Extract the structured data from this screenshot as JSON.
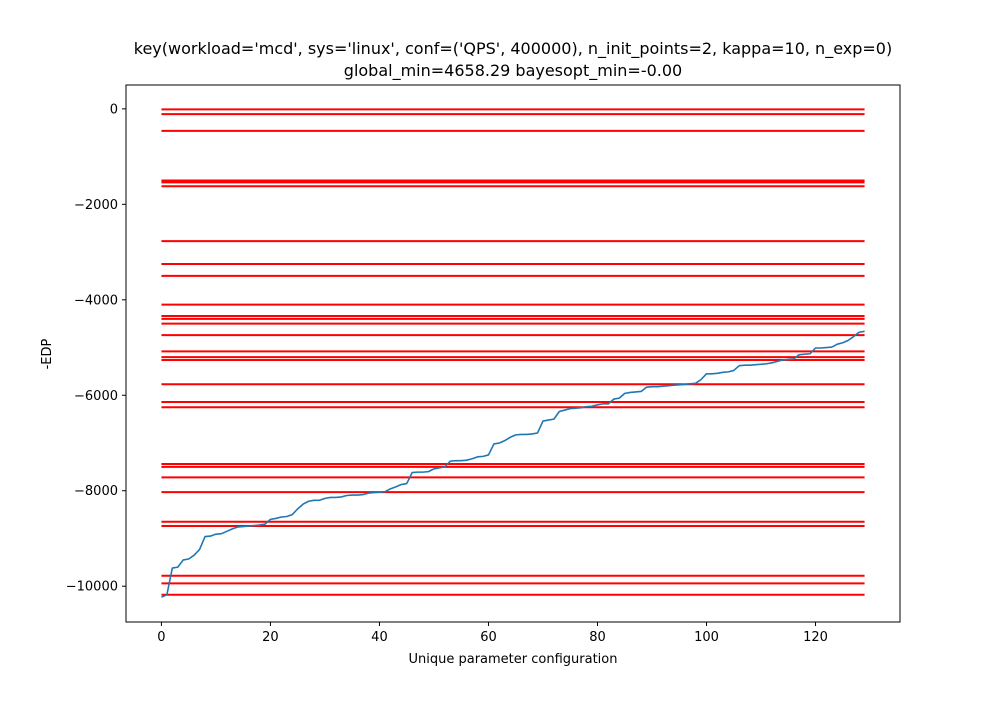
{
  "chart_data": {
    "type": "line",
    "title_line1": "key(workload='mcd', sys='linux', conf=('QPS', 400000), n_init_points=2, kappa=10, n_exp=0)",
    "title_line2": "global_min=4658.29 bayesopt_min=-0.00",
    "xlabel": "Unique parameter configuration",
    "ylabel": "-EDP",
    "xlim": [
      -6.5,
      135.5
    ],
    "ylim": [
      -10750,
      500
    ],
    "xticks": [
      0,
      20,
      40,
      60,
      80,
      100,
      120
    ],
    "yticks": [
      0,
      -2000,
      -4000,
      -6000,
      -8000,
      -10000
    ],
    "xtick_labels": [
      "0",
      "20",
      "40",
      "60",
      "80",
      "100",
      "120"
    ],
    "ytick_labels": [
      "0",
      "−2000",
      "−4000",
      "−6000",
      "−8000",
      "−10000"
    ],
    "hlines": {
      "color": "#ff0000",
      "xmin": 0,
      "xmax": 129,
      "y": [
        -10,
        -110,
        -460,
        -1500,
        -1540,
        -1620,
        -2770,
        -3250,
        -3500,
        -4100,
        -4340,
        -4400,
        -4500,
        -4740,
        -5080,
        -5200,
        -5260,
        -5770,
        -6140,
        -6250,
        -7440,
        -7500,
        -7720,
        -8030,
        -8650,
        -8740,
        -9780,
        -9940,
        -10180
      ]
    },
    "series": [
      {
        "color": "#1f77b4",
        "points": [
          [
            0,
            -10230
          ],
          [
            1,
            -10180
          ],
          [
            2,
            -9620
          ],
          [
            3,
            -9600
          ],
          [
            4,
            -9450
          ],
          [
            5,
            -9430
          ],
          [
            6,
            -9350
          ],
          [
            7,
            -9230
          ],
          [
            8,
            -8960
          ],
          [
            9,
            -8950
          ],
          [
            10,
            -8910
          ],
          [
            11,
            -8900
          ],
          [
            12,
            -8850
          ],
          [
            13,
            -8800
          ],
          [
            14,
            -8760
          ],
          [
            15,
            -8750
          ],
          [
            16,
            -8740
          ],
          [
            17,
            -8730
          ],
          [
            18,
            -8720
          ],
          [
            19,
            -8700
          ],
          [
            20,
            -8600
          ],
          [
            21,
            -8580
          ],
          [
            22,
            -8550
          ],
          [
            23,
            -8540
          ],
          [
            24,
            -8500
          ],
          [
            25,
            -8380
          ],
          [
            26,
            -8280
          ],
          [
            27,
            -8220
          ],
          [
            28,
            -8200
          ],
          [
            29,
            -8200
          ],
          [
            30,
            -8160
          ],
          [
            31,
            -8140
          ],
          [
            32,
            -8140
          ],
          [
            33,
            -8130
          ],
          [
            34,
            -8100
          ],
          [
            35,
            -8090
          ],
          [
            36,
            -8090
          ],
          [
            37,
            -8080
          ],
          [
            38,
            -8050
          ],
          [
            39,
            -8040
          ],
          [
            40,
            -8030
          ],
          [
            41,
            -8020
          ],
          [
            42,
            -7960
          ],
          [
            43,
            -7920
          ],
          [
            44,
            -7870
          ],
          [
            45,
            -7850
          ],
          [
            46,
            -7620
          ],
          [
            47,
            -7610
          ],
          [
            48,
            -7610
          ],
          [
            49,
            -7600
          ],
          [
            50,
            -7540
          ],
          [
            51,
            -7520
          ],
          [
            52,
            -7500
          ],
          [
            53,
            -7380
          ],
          [
            54,
            -7370
          ],
          [
            55,
            -7370
          ],
          [
            56,
            -7360
          ],
          [
            57,
            -7330
          ],
          [
            58,
            -7290
          ],
          [
            59,
            -7280
          ],
          [
            60,
            -7250
          ],
          [
            61,
            -7020
          ],
          [
            62,
            -7000
          ],
          [
            63,
            -6950
          ],
          [
            64,
            -6880
          ],
          [
            65,
            -6830
          ],
          [
            66,
            -6820
          ],
          [
            67,
            -6820
          ],
          [
            68,
            -6810
          ],
          [
            69,
            -6790
          ],
          [
            70,
            -6540
          ],
          [
            71,
            -6520
          ],
          [
            72,
            -6500
          ],
          [
            73,
            -6340
          ],
          [
            74,
            -6310
          ],
          [
            75,
            -6280
          ],
          [
            76,
            -6270
          ],
          [
            77,
            -6260
          ],
          [
            78,
            -6240
          ],
          [
            79,
            -6230
          ],
          [
            80,
            -6200
          ],
          [
            81,
            -6180
          ],
          [
            82,
            -6180
          ],
          [
            83,
            -6080
          ],
          [
            84,
            -6060
          ],
          [
            85,
            -5960
          ],
          [
            86,
            -5940
          ],
          [
            87,
            -5930
          ],
          [
            88,
            -5920
          ],
          [
            89,
            -5830
          ],
          [
            90,
            -5820
          ],
          [
            91,
            -5820
          ],
          [
            92,
            -5810
          ],
          [
            93,
            -5800
          ],
          [
            94,
            -5790
          ],
          [
            95,
            -5780
          ],
          [
            96,
            -5770
          ],
          [
            97,
            -5760
          ],
          [
            98,
            -5750
          ],
          [
            99,
            -5670
          ],
          [
            100,
            -5550
          ],
          [
            101,
            -5550
          ],
          [
            102,
            -5540
          ],
          [
            103,
            -5520
          ],
          [
            104,
            -5510
          ],
          [
            105,
            -5480
          ],
          [
            106,
            -5380
          ],
          [
            107,
            -5370
          ],
          [
            108,
            -5370
          ],
          [
            109,
            -5360
          ],
          [
            110,
            -5350
          ],
          [
            111,
            -5340
          ],
          [
            112,
            -5320
          ],
          [
            113,
            -5290
          ],
          [
            114,
            -5260
          ],
          [
            115,
            -5250
          ],
          [
            116,
            -5240
          ],
          [
            117,
            -5150
          ],
          [
            118,
            -5140
          ],
          [
            119,
            -5130
          ],
          [
            120,
            -5010
          ],
          [
            121,
            -5010
          ],
          [
            122,
            -5000
          ],
          [
            123,
            -4990
          ],
          [
            124,
            -4930
          ],
          [
            125,
            -4900
          ],
          [
            126,
            -4850
          ],
          [
            127,
            -4770
          ],
          [
            128,
            -4680
          ],
          [
            129,
            -4660
          ]
        ]
      }
    ],
    "grid": false,
    "legend": "none"
  }
}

**EXERCISE INSTRUCTIONS**
Pictures are to be left out; the records above must be repeated word for word.

**RESULT**
Extract the structured data from this screenshot as JSON.
{
  "chart_data": {
    "type": "line",
    "title_line1": "key(workload='mcd', sys='linux', conf=('QPS', 400000), n_init_points=2, kappa=10, n_exp=0)",
    "title_line2": "global_min=4658.29 bayesopt_min=-0.00",
    "xlabel": "Unique parameter configuration",
    "ylabel": "-EDP",
    "xlim": [
      -6.5,
      135.5
    ],
    "ylim": [
      -10750,
      500
    ],
    "xticks": [
      0,
      20,
      40,
      60,
      80,
      100,
      120
    ],
    "yticks": [
      0,
      -2000,
      -4000,
      -6000,
      -8000,
      -10000
    ],
    "xtick_labels": [
      "0",
      "20",
      "40",
      "60",
      "80",
      "100",
      "120"
    ],
    "ytick_labels": [
      "0",
      "−2000",
      "−4000",
      "−6000",
      "−8000",
      "−10000"
    ],
    "hlines": {
      "color": "#ff0000",
      "xmin": 0,
      "xmax": 129,
      "y": [
        -10,
        -110,
        -460,
        -1500,
        -1540,
        -1620,
        -2770,
        -3250,
        -3500,
        -4100,
        -4340,
        -4400,
        -4500,
        -4740,
        -5080,
        -5200,
        -5260,
        -5770,
        -6140,
        -6250,
        -7440,
        -7500,
        -7720,
        -8030,
        -8650,
        -8740,
        -9780,
        -9940,
        -10180
      ]
    },
    "series": [
      {
        "color": "#1f77b4",
        "points": [
          [
            0,
            -10230
          ],
          [
            1,
            -10180
          ],
          [
            2,
            -9620
          ],
          [
            3,
            -9600
          ],
          [
            4,
            -9450
          ],
          [
            5,
            -9430
          ],
          [
            6,
            -9350
          ],
          [
            7,
            -9230
          ],
          [
            8,
            -8960
          ],
          [
            9,
            -8950
          ],
          [
            10,
            -8910
          ],
          [
            11,
            -8900
          ],
          [
            12,
            -8850
          ],
          [
            13,
            -8800
          ],
          [
            14,
            -8760
          ],
          [
            15,
            -8750
          ],
          [
            16,
            -8740
          ],
          [
            17,
            -8730
          ],
          [
            18,
            -8720
          ],
          [
            19,
            -8700
          ],
          [
            20,
            -8600
          ],
          [
            21,
            -8580
          ],
          [
            22,
            -8550
          ],
          [
            23,
            -8540
          ],
          [
            24,
            -8500
          ],
          [
            25,
            -8380
          ],
          [
            26,
            -8280
          ],
          [
            27,
            -8220
          ],
          [
            28,
            -8200
          ],
          [
            29,
            -8200
          ],
          [
            30,
            -8160
          ],
          [
            31,
            -8140
          ],
          [
            32,
            -8140
          ],
          [
            33,
            -8130
          ],
          [
            34,
            -8100
          ],
          [
            35,
            -8090
          ],
          [
            36,
            -8090
          ],
          [
            37,
            -8080
          ],
          [
            38,
            -8050
          ],
          [
            39,
            -8040
          ],
          [
            40,
            -8030
          ],
          [
            41,
            -8020
          ],
          [
            42,
            -7960
          ],
          [
            43,
            -7920
          ],
          [
            44,
            -7870
          ],
          [
            45,
            -7850
          ],
          [
            46,
            -7620
          ],
          [
            47,
            -7610
          ],
          [
            48,
            -7610
          ],
          [
            49,
            -7600
          ],
          [
            50,
            -7540
          ],
          [
            51,
            -7520
          ],
          [
            52,
            -7500
          ],
          [
            53,
            -7380
          ],
          [
            54,
            -7370
          ],
          [
            55,
            -7370
          ],
          [
            56,
            -7360
          ],
          [
            57,
            -7330
          ],
          [
            58,
            -7290
          ],
          [
            59,
            -7280
          ],
          [
            60,
            -7250
          ],
          [
            61,
            -7020
          ],
          [
            62,
            -7000
          ],
          [
            63,
            -6950
          ],
          [
            64,
            -6880
          ],
          [
            65,
            -6830
          ],
          [
            66,
            -6820
          ],
          [
            67,
            -6820
          ],
          [
            68,
            -6810
          ],
          [
            69,
            -6790
          ],
          [
            70,
            -6540
          ],
          [
            71,
            -6520
          ],
          [
            72,
            -6500
          ],
          [
            73,
            -6340
          ],
          [
            74,
            -6310
          ],
          [
            75,
            -6280
          ],
          [
            76,
            -6270
          ],
          [
            77,
            -6260
          ],
          [
            78,
            -6240
          ],
          [
            79,
            -6230
          ],
          [
            80,
            -6200
          ],
          [
            81,
            -6180
          ],
          [
            82,
            -6180
          ],
          [
            83,
            -6080
          ],
          [
            84,
            -6060
          ],
          [
            85,
            -5960
          ],
          [
            86,
            -5940
          ],
          [
            87,
            -5930
          ],
          [
            88,
            -5920
          ],
          [
            89,
            -5830
          ],
          [
            90,
            -5820
          ],
          [
            91,
            -5820
          ],
          [
            92,
            -5810
          ],
          [
            93,
            -5800
          ],
          [
            94,
            -5790
          ],
          [
            95,
            -5780
          ],
          [
            96,
            -5770
          ],
          [
            97,
            -5760
          ],
          [
            98,
            -5750
          ],
          [
            99,
            -5670
          ],
          [
            100,
            -5550
          ],
          [
            101,
            -5550
          ],
          [
            102,
            -5540
          ],
          [
            103,
            -5520
          ],
          [
            104,
            -5510
          ],
          [
            105,
            -5480
          ],
          [
            106,
            -5380
          ],
          [
            107,
            -5370
          ],
          [
            108,
            -5370
          ],
          [
            109,
            -5360
          ],
          [
            110,
            -5350
          ],
          [
            111,
            -5340
          ],
          [
            112,
            -5320
          ],
          [
            113,
            -5290
          ],
          [
            114,
            -5260
          ],
          [
            115,
            -5250
          ],
          [
            116,
            -5240
          ],
          [
            117,
            -5150
          ],
          [
            118,
            -5140
          ],
          [
            119,
            -5130
          ],
          [
            120,
            -5010
          ],
          [
            121,
            -5010
          ],
          [
            122,
            -5000
          ],
          [
            123,
            -4990
          ],
          [
            124,
            -4930
          ],
          [
            125,
            -4900
          ],
          [
            126,
            -4850
          ],
          [
            127,
            -4770
          ],
          [
            128,
            -4680
          ],
          [
            129,
            -4660
          ]
        ]
      }
    ],
    "grid": false,
    "legend": "none"
  }
}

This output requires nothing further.